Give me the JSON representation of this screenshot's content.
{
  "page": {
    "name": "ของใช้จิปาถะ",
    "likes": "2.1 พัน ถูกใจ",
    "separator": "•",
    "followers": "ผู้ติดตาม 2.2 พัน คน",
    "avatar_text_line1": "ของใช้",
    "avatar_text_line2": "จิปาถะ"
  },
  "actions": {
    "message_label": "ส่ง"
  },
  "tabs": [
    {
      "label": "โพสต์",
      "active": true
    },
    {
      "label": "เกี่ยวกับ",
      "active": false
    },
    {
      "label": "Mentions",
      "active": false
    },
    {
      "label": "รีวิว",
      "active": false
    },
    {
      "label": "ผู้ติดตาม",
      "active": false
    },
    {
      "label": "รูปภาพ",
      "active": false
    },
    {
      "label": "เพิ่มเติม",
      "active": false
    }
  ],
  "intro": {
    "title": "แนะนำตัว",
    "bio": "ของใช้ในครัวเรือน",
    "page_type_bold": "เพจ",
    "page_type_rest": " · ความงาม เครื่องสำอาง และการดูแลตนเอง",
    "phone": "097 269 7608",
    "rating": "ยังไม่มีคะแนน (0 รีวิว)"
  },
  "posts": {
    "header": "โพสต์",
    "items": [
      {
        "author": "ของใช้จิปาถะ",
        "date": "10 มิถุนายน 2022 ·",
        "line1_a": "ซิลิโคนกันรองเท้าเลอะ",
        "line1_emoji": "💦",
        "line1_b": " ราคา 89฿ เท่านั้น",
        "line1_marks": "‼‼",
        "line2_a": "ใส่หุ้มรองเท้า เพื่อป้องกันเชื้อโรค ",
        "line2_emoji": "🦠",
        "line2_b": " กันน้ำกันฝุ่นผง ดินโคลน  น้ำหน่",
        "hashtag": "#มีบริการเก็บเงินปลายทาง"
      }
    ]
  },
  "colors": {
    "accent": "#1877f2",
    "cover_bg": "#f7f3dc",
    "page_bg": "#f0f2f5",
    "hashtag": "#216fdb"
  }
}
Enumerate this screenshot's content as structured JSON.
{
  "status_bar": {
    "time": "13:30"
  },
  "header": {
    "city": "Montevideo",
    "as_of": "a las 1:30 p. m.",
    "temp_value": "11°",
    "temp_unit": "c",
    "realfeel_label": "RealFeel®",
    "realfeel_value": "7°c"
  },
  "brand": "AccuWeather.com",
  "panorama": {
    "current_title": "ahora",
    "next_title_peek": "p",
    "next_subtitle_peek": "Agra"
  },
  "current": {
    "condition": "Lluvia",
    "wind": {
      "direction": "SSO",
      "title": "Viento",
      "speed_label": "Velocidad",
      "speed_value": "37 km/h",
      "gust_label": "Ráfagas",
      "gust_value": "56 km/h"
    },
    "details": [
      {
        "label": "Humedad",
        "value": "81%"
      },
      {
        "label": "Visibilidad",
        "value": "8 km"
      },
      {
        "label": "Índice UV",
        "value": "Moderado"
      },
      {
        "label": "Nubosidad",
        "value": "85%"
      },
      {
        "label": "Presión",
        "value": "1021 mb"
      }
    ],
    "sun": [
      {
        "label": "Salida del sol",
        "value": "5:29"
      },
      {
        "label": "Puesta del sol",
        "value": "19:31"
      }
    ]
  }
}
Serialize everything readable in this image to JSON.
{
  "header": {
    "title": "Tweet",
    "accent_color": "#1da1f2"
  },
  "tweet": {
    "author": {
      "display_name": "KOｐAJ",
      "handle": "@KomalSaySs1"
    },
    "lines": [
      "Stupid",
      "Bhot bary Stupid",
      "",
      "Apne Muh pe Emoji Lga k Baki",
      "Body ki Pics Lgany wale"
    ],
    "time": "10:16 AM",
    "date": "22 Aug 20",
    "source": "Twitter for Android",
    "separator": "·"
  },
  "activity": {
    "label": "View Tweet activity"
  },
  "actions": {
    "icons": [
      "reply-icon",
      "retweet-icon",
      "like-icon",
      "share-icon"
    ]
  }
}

#### PROBLEM TO SOLVE
Write out every line of the records exactly.

#### REPLY TO THE TASK
Give me the JSON representation of this screenshot's content.
{
  "page": {
    "name": "ของใช้จิปาถะ",
    "likes": "2.1 พัน ถูกใจ",
    "separator": "•",
    "followers": "ผู้ติดตาม 2.2 พัน คน",
    "avatar_text_line1": "ของใช้",
    "avatar_text_line2": "จิปาถะ"
  },
  "actions": {
    "message_label": "ส่ง"
  },
  "tabs": [
    {
      "label": "โพสต์",
      "active": true
    },
    {
      "label": "เกี่ยวกับ",
      "active": false
    },
    {
      "label": "Mentions",
      "active": false
    },
    {
      "label": "รีวิว",
      "active": false
    },
    {
      "label": "ผู้ติดตาม",
      "active": false
    },
    {
      "label": "รูปภาพ",
      "active": false
    },
    {
      "label": "เพิ่มเติม",
      "active": false
    }
  ],
  "intro": {
    "title": "แนะนำตัว",
    "bio": "ของใช้ในครัวเรือน",
    "page_type_bold": "เพจ",
    "page_type_rest": " · ความงาม เครื่องสำอาง และการดูแลตนเอง",
    "phone": "097 269 7608",
    "rating": "ยังไม่มีคะแนน (0 รีวิว)"
  },
  "posts": {
    "header": "โพสต์",
    "items": [
      {
        "author": "ของใช้จิปาถะ",
        "date": "10 มิถุนายน 2022 ·",
        "line1_a": "ซิลิโคนกันรองเท้าเลอะ",
        "line1_emoji": "💦",
        "line1_b": " ราคา 89฿ เท่านั้น",
        "line1_marks": "‼‼",
        "line2_a": "ใส่หุ้มรองเท้า เพื่อป้องกันเชื้อโรค ",
        "line2_emoji": "🦠",
        "line2_b": " กันน้ำกันฝุ่นผง ดินโคลน  น้ำหน่",
        "hashtag": "#มีบริการเก็บเงินปลายทาง"
      }
    ]
  },
  "colors": {
    "accent": "#1877f2",
    "cover_bg": "#f7f3dc",
    "page_bg": "#f0f2f5",
    "hashtag": "#216fdb"
  }
}
Enumerate this screenshot's content as structured JSON.
{
  "status_bar": {
    "time": "13:30"
  },
  "header": {
    "city": "Montevideo",
    "as_of": "a las 1:30 p. m.",
    "temp_value": "11°",
    "temp_unit": "c",
    "realfeel_label": "RealFeel®",
    "realfeel_value": "7°c"
  },
  "brand": "AccuWeather.com",
  "panorama": {
    "current_title": "ahora",
    "next_title_peek": "p",
    "next_subtitle_peek": "Agra"
  },
  "current": {
    "condition": "Lluvia",
    "wind": {
      "direction": "SSO",
      "title": "Viento",
      "speed_label": "Velocidad",
      "speed_value": "37 km/h",
      "gust_label": "Ráfagas",
      "gust_value": "56 km/h"
    },
    "details": [
      {
        "label": "Humedad",
        "value": "81%"
      },
      {
        "label": "Visibilidad",
        "value": "8 km"
      },
      {
        "label": "Índice UV",
        "value": "Moderado"
      },
      {
        "label": "Nubosidad",
        "value": "85%"
      },
      {
        "label": "Presión",
        "value": "1021 mb"
      }
    ],
    "sun": [
      {
        "label": "Salida del sol",
        "value": "5:29"
      },
      {
        "label": "Puesta del sol",
        "value": "19:31"
      }
    ]
  }
}
Serialize everything readable in this image to JSON.
{
  "header": {
    "title": "Tweet",
    "accent_color": "#1da1f2"
  },
  "tweet": {
    "author": {
      "display_name": "KOｐAJ",
      "handle": "@KomalSaySs1"
    },
    "lines": [
      "Stupid",
      "Bhot bary Stupid",
      "",
      "Apne Muh pe Emoji Lga k Baki",
      "Body ki Pics Lgany wale"
    ],
    "time": "10:16 AM",
    "date": "22 Aug 20",
    "source": "Twitter for Android",
    "separator": "·"
  },
  "activity": {
    "label": "View Tweet activity"
  },
  "actions": {
    "icons": [
      "reply-icon",
      "retweet-icon",
      "like-icon",
      "share-icon"
    ]
  }
}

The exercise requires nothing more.